* Begin STORED DATA *

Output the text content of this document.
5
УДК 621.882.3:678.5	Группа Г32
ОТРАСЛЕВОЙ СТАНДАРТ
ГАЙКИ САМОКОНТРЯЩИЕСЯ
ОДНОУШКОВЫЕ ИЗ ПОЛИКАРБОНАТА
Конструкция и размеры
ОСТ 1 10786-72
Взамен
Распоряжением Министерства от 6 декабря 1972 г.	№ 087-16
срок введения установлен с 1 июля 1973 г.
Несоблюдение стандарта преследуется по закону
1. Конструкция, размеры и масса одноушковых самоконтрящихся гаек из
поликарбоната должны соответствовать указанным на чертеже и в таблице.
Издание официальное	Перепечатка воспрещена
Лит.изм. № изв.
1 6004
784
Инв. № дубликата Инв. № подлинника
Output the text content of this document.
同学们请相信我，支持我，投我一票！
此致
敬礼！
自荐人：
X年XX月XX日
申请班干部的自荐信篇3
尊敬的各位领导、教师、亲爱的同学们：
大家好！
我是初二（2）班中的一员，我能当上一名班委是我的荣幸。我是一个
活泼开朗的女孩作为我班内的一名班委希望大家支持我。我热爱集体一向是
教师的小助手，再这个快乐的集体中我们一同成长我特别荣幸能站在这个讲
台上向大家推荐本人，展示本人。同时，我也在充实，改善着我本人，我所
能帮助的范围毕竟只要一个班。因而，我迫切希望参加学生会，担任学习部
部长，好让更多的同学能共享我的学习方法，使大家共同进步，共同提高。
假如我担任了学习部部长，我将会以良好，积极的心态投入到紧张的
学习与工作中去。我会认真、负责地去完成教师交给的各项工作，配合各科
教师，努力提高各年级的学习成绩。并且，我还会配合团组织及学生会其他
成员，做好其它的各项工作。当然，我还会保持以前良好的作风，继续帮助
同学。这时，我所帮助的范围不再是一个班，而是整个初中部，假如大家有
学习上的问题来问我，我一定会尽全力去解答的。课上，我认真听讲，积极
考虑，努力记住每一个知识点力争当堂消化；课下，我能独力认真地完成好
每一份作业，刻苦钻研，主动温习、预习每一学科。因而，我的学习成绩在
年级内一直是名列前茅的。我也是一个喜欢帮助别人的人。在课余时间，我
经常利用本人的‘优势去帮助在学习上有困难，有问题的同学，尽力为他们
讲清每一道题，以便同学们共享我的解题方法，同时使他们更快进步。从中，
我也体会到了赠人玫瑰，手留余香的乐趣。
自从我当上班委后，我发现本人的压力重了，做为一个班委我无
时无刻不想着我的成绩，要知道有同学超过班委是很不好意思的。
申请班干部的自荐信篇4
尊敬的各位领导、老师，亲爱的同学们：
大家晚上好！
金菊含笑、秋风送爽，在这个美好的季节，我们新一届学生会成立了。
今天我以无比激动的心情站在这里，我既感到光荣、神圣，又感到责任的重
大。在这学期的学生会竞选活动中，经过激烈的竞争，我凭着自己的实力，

* End STORED DATA *

- WHAT YOU ARE ASKED TO DO
Type out the entries again, word for word.

- EXPECTED ANSWER
Output the text content of this document.
5
УДК 621.882.3:678.5	Группа Г32
ОТРАСЛЕВОЙ СТАНДАРТ
ГАЙКИ САМОКОНТРЯЩИЕСЯ
ОДНОУШКОВЫЕ ИЗ ПОЛИКАРБОНАТА
Конструкция и размеры
ОСТ 1 10786-72
Взамен
Распоряжением Министерства от 6 декабря 1972 г.	№ 087-16
срок введения установлен с 1 июля 1973 г.
Несоблюдение стандарта преследуется по закону
1. Конструкция, размеры и масса одноушковых самоконтрящихся гаек из
поликарбоната должны соответствовать указанным на чертеже и в таблице.
Издание официальное	Перепечатка воспрещена
Лит.изм. № изв.
1 6004
784
Инв. № дубликата Инв. № подлинника
Output the text content of this document.
同学们请相信我，支持我，投我一票！
此致
敬礼！
自荐人：
X年XX月XX日
申请班干部的自荐信篇3
尊敬的各位领导、教师、亲爱的同学们：
大家好！
我是初二（2）班中的一员，我能当上一名班委是我的荣幸。我是一个
活泼开朗的女孩作为我班内的一名班委希望大家支持我。我热爱集体一向是
教师的小助手，再这个快乐的集体中我们一同成长我特别荣幸能站在这个讲
台上向大家推荐本人，展示本人。同时，我也在充实，改善着我本人，我所
能帮助的范围毕竟只要一个班。因而，我迫切希望参加学生会，担任学习部
部长，好让更多的同学能共享我的学习方法，使大家共同进步，共同提高。
假如我担任了学习部部长，我将会以良好，积极的心态投入到紧张的
学习与工作中去。我会认真、负责地去完成教师交给的各项工作，配合各科
教师，努力提高各年级的学习成绩。并且，我还会配合团组织及学生会其他
成员，做好其它的各项工作。当然，我还会保持以前良好的作风，继续帮助
同学。这时，我所帮助的范围不再是一个班，而是整个初中部，假如大家有
学习上的问题来问我，我一定会尽全力去解答的。课上，我认真听讲，积极
考虑，努力记住每一个知识点力争当堂消化；课下，我能独力认真地完成好
每一份作业，刻苦钻研，主动温习、预习每一学科。因而，我的学习成绩在
年级内一直是名列前茅的。我也是一个喜欢帮助别人的人。在课余时间，我
经常利用本人的‘优势去帮助在学习上有困难，有问题的同学，尽力为他们
讲清每一道题，以便同学们共享我的解题方法，同时使他们更快进步。从中，
我也体会到了赠人玫瑰，手留余香的乐趣。
自从我当上班委后，我发现本人的压力重了，做为一个班委我无
时无刻不想着我的成绩，要知道有同学超过班委是很不好意思的。
申请班干部的自荐信篇4
尊敬的各位领导、老师，亲爱的同学们：
大家晚上好！
金菊含笑、秋风送爽，在这个美好的季节，我们新一届学生会成立了。
今天我以无比激动的心情站在这里，我既感到光荣、神圣，又感到责任的重
大。在这学期的学生会竞选活动中，经过激烈的竞争，我凭着自己的实力，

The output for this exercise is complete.